GIVEN EXERCISE:
Write out the entries again exactly as they are given.

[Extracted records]
==========

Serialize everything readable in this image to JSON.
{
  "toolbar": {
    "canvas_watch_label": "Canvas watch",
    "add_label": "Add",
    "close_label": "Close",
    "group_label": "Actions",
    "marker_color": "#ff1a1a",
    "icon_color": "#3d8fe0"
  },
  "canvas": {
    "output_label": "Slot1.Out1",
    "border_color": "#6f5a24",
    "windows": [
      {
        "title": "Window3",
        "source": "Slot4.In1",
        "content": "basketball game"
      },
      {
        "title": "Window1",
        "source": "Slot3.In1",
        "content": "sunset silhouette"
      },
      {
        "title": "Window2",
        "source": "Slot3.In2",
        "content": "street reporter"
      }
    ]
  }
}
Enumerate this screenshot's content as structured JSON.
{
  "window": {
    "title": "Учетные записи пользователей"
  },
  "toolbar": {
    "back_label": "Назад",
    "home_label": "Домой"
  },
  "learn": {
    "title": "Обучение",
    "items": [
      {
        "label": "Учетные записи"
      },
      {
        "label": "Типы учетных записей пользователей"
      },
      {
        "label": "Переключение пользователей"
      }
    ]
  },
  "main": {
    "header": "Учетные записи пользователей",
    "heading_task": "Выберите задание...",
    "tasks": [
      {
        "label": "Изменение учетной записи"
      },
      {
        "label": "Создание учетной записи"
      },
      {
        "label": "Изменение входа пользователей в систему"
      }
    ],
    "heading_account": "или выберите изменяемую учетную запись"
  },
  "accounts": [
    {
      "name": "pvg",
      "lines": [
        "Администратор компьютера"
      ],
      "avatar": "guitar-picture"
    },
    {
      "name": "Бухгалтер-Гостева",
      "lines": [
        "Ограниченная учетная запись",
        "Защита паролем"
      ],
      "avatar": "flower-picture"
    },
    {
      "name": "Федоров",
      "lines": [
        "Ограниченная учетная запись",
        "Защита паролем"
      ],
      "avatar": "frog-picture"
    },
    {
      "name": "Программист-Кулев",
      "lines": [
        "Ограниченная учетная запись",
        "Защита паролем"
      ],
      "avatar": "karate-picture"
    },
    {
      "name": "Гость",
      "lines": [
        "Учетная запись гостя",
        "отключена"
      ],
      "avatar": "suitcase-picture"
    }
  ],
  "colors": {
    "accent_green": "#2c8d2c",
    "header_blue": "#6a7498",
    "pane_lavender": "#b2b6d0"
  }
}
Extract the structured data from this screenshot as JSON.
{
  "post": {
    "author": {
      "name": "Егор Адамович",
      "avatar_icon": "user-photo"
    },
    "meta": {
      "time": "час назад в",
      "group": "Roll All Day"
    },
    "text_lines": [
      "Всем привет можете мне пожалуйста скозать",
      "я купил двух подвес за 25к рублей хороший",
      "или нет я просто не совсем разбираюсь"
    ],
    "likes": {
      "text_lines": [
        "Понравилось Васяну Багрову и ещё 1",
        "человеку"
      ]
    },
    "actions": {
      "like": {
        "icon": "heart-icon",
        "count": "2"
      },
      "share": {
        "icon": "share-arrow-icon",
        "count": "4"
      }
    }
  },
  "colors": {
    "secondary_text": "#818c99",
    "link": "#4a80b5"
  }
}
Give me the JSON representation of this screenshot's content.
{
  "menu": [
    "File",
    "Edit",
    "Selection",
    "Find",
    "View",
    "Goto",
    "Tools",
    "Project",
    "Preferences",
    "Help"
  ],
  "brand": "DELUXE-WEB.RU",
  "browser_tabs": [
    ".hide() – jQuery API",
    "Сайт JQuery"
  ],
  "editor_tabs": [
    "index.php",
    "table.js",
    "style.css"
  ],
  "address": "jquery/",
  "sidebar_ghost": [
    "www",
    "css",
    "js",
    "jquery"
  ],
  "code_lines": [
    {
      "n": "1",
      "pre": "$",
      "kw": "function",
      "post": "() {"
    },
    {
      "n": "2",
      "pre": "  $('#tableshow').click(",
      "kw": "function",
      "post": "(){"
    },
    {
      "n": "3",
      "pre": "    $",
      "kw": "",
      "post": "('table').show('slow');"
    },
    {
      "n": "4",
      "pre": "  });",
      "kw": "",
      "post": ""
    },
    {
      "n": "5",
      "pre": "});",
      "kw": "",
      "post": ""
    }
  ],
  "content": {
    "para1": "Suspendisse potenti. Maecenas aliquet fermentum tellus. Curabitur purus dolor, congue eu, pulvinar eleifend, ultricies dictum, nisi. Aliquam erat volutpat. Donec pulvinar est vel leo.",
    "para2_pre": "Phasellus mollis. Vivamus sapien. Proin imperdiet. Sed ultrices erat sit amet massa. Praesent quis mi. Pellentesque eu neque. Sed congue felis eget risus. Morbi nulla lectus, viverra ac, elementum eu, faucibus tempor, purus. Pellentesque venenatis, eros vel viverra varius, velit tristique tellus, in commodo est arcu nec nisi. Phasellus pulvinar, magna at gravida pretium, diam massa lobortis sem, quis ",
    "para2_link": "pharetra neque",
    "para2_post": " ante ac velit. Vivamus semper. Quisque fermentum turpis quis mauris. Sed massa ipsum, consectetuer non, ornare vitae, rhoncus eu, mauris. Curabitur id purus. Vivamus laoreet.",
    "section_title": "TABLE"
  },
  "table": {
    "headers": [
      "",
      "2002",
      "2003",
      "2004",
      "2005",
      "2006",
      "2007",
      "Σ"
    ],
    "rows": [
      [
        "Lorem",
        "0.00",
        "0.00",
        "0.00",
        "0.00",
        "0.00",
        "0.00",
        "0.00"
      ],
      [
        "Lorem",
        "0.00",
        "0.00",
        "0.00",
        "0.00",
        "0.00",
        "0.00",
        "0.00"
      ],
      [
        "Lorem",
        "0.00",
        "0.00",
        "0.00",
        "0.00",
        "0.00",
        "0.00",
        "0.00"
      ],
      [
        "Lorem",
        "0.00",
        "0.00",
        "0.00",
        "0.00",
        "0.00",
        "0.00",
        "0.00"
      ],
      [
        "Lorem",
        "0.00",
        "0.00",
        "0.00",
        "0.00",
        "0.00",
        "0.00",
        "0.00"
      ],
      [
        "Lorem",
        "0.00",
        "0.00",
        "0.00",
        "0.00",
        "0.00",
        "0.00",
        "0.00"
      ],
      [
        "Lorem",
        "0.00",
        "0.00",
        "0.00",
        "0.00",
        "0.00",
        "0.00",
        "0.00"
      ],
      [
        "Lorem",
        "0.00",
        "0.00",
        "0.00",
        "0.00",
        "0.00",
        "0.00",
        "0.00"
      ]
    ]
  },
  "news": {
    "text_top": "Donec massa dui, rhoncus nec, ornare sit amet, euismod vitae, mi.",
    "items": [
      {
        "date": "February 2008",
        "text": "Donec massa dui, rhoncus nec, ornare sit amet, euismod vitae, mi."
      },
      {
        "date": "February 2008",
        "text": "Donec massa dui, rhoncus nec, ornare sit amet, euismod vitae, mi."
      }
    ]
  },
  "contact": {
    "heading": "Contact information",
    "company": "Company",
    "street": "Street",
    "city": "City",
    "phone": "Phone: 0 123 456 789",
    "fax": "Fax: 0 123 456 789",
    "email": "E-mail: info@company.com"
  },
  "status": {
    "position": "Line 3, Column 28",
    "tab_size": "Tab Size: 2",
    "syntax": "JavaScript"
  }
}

==========

TASK ANSWER:
Serialize everything readable in this image to JSON.
{
  "toolbar": {
    "canvas_watch_label": "Canvas watch",
    "add_label": "Add",
    "close_label": "Close",
    "group_label": "Actions",
    "marker_color": "#ff1a1a",
    "icon_color": "#3d8fe0"
  },
  "canvas": {
    "output_label": "Slot1.Out1",
    "border_color": "#6f5a24",
    "windows": [
      {
        "title": "Window3",
        "source": "Slot4.In1",
        "content": "basketball game"
      },
      {
        "title": "Window1",
        "source": "Slot3.In1",
        "content": "sunset silhouette"
      },
      {
        "title": "Window2",
        "source": "Slot3.In2",
        "content": "street reporter"
      }
    ]
  }
}
Enumerate this screenshot's content as structured JSON.
{
  "window": {
    "title": "Учетные записи пользователей"
  },
  "toolbar": {
    "back_label": "Назад",
    "home_label": "Домой"
  },
  "learn": {
    "title": "Обучение",
    "items": [
      {
        "label": "Учетные записи"
      },
      {
        "label": "Типы учетных записей пользователей"
      },
      {
        "label": "Переключение пользователей"
      }
    ]
  },
  "main": {
    "header": "Учетные записи пользователей",
    "heading_task": "Выберите задание...",
    "tasks": [
      {
        "label": "Изменение учетной записи"
      },
      {
        "label": "Создание учетной записи"
      },
      {
        "label": "Изменение входа пользователей в систему"
      }
    ],
    "heading_account": "или выберите изменяемую учетную запись"
  },
  "accounts": [
    {
      "name": "pvg",
      "lines": [
        "Администратор компьютера"
      ],
      "avatar": "guitar-picture"
    },
    {
      "name": "Бухгалтер-Гостева",
      "lines": [
        "Ограниченная учетная запись",
        "Защита паролем"
      ],
      "avatar": "flower-picture"
    },
    {
      "name": "Федоров",
      "lines": [
        "Ограниченная учетная запись",
        "Защита паролем"
      ],
      "avatar": "frog-picture"
    },
    {
      "name": "Программист-Кулев",
      "lines": [
        "Ограниченная учетная запись",
        "Защита паролем"
      ],
      "avatar": "karate-picture"
    },
    {
      "name": "Гость",
      "lines": [
        "Учетная запись гостя",
        "отключена"
      ],
      "avatar": "suitcase-picture"
    }
  ],
  "colors": {
    "accent_green": "#2c8d2c",
    "header_blue": "#6a7498",
    "pane_lavender": "#b2b6d0"
  }
}
Extract the structured data from this screenshot as JSON.
{
  "post": {
    "author": {
      "name": "Егор Адамович",
      "avatar_icon": "user-photo"
    },
    "meta": {
      "time": "час назад в",
      "group": "Roll All Day"
    },
    "text_lines": [
      "Всем привет можете мне пожалуйста скозать",
      "я купил двух подвес за 25к рублей хороший",
      "или нет я просто не совсем разбираюсь"
    ],
    "likes": {
      "text_lines": [
        "Понравилось Васяну Багрову и ещё 1",
        "человеку"
      ]
    },
    "actions": {
      "like": {
        "icon": "heart-icon",
        "count": "2"
      },
      "share": {
        "icon": "share-arrow-icon",
        "count": "4"
      }
    }
  },
  "colors": {
    "secondary_text": "#818c99",
    "link": "#4a80b5"
  }
}
Give me the JSON representation of this screenshot's content.
{
  "menu": [
    "File",
    "Edit",
    "Selection",
    "Find",
    "View",
    "Goto",
    "Tools",
    "Project",
    "Preferences",
    "Help"
  ],
  "brand": "DELUXE-WEB.RU",
  "browser_tabs": [
    ".hide() – jQuery API",
    "Сайт JQuery"
  ],
  "editor_tabs": [
    "index.php",
    "table.js",
    "style.css"
  ],
  "address": "jquery/",
  "sidebar_ghost": [
    "www",
    "css",
    "js",
    "jquery"
  ],
  "code_lines": [
    {
      "n": "1",
      "pre": "$",
      "kw": "function",
      "post": "() {"
    },
    {
      "n": "2",
      "pre": "  $('#tableshow').click(",
      "kw": "function",
      "post": "(){"
    },
    {
      "n": "3",
      "pre": "    $",
      "kw": "",
      "post": "('table').show('slow');"
    },
    {
      "n": "4",
      "pre": "  });",
      "kw": "",
      "post": ""
    },
    {
      "n": "5",
      "pre": "});",
      "kw": "",
      "post": ""
    }
  ],
  "content": {
    "para1": "Suspendisse potenti. Maecenas aliquet fermentum tellus. Curabitur purus dolor, congue eu, pulvinar eleifend, ultricies dictum, nisi. Aliquam erat volutpat. Donec pulvinar est vel leo.",
    "para2_pre": "Phasellus mollis. Vivamus sapien. Proin imperdiet. Sed ultrices erat sit amet massa. Praesent quis mi. Pellentesque eu neque. Sed congue felis eget risus. Morbi nulla lectus, viverra ac, elementum eu, faucibus tempor, purus. Pellentesque venenatis, eros vel viverra varius, velit tristique tellus, in commodo est arcu nec nisi. Phasellus pulvinar, magna at gravida pretium, diam massa lobortis sem, quis ",
    "para2_link": "pharetra neque",
    "para2_post": " ante ac velit. Vivamus semper. Quisque fermentum turpis quis mauris. Sed massa ipsum, consectetuer non, ornare vitae, rhoncus eu, mauris. Curabitur id purus. Vivamus laoreet.",
    "section_title": "TABLE"
  },
  "table": {
    "headers": [
      "",
      "2002",
      "2003",
      "2004",
      "2005",
      "2006",
      "2007",
      "Σ"
    ],
    "rows": [
      [
        "Lorem",
        "0.00",
        "0.00",
        "0.00",
        "0.00",
        "0.00",
        "0.00",
        "0.00"
      ],
      [
        "Lorem",
        "0.00",
        "0.00",
        "0.00",
        "0.00",
        "0.00",
        "0.00",
        "0.00"
      ],
      [
        "Lorem",
        "0.00",
        "0.00",
        "0.00",
        "0.00",
        "0.00",
        "0.00",
        "0.00"
      ],
      [
        "Lorem",
        "0.00",
        "0.00",
        "0.00",
        "0.00",
        "0.00",
        "0.00",
        "0.00"
      ],
      [
        "Lorem",
        "0.00",
        "0.00",
        "0.00",
        "0.00",
        "0.00",
        "0.00",
        "0.00"
      ],
      [
        "Lorem",
        "0.00",
        "0.00",
        "0.00",
        "0.00",
        "0.00",
        "0.00",
        "0.00"
      ],
      [
        "Lorem",
        "0.00",
        "0.00",
        "0.00",
        "0.00",
        "0.00",
        "0.00",
        "0.00"
      ],
      [
        "Lorem",
        "0.00",
        "0.00",
        "0.00",
        "0.00",
        "0.00",
        "0.00",
        "0.00"
      ]
    ]
  },
  "news": {
    "text_top": "Donec massa dui, rhoncus nec, ornare sit amet, euismod vitae, mi.",
    "items": [
      {
        "date": "February 2008",
        "text": "Donec massa dui, rhoncus nec, ornare sit amet, euismod vitae, mi."
      },
      {
        "date": "February 2008",
        "text": "Donec massa dui, rhoncus nec, ornare sit amet, euismod vitae, mi."
      }
    ]
  },
  "contact": {
    "heading": "Contact information",
    "company": "Company",
    "street": "Street",
    "city": "City",
    "phone": "Phone: 0 123 456 789",
    "fax": "Fax: 0 123 456 789",
    "email": "E-mail: info@company.com"
  },
  "status": {
    "position": "Line 3, Column 28",
    "tab_size": "Tab Size: 2",
    "syntax": "JavaScript"
  }
}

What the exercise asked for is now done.